EXERCISE REQUIREMENTS
Leave out every picture, then transcribe the rest of the listing exactly.

INPUT ROWS
____

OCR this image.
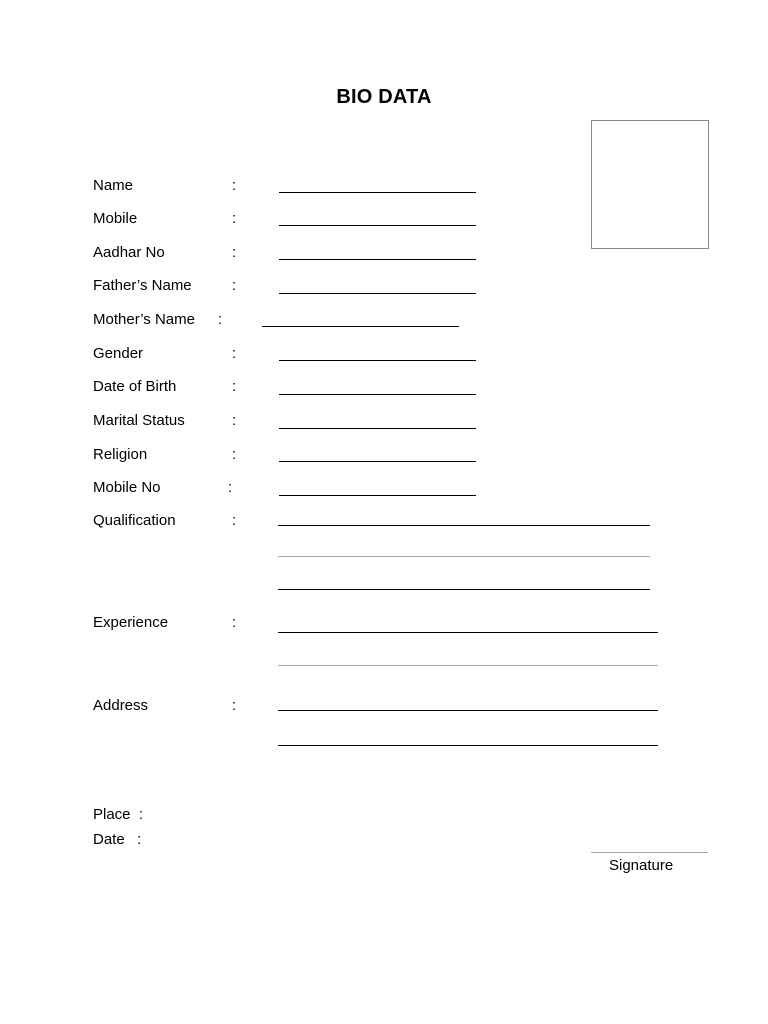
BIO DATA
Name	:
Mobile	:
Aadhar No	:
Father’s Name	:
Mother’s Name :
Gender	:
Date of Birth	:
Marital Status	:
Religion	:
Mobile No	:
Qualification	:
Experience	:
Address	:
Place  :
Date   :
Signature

____

CORRECT RESULT
OCR this image.
BIO DATA
Name	:
Mobile	:
Aadhar No	:
Father’s Name	:
Mother’s Name :
Gender	:
Date of Birth	:
Marital Status	:
Religion	:
Mobile No	:
Qualification	:
Experience	:
Address	:
Place  :
Date   :
Signature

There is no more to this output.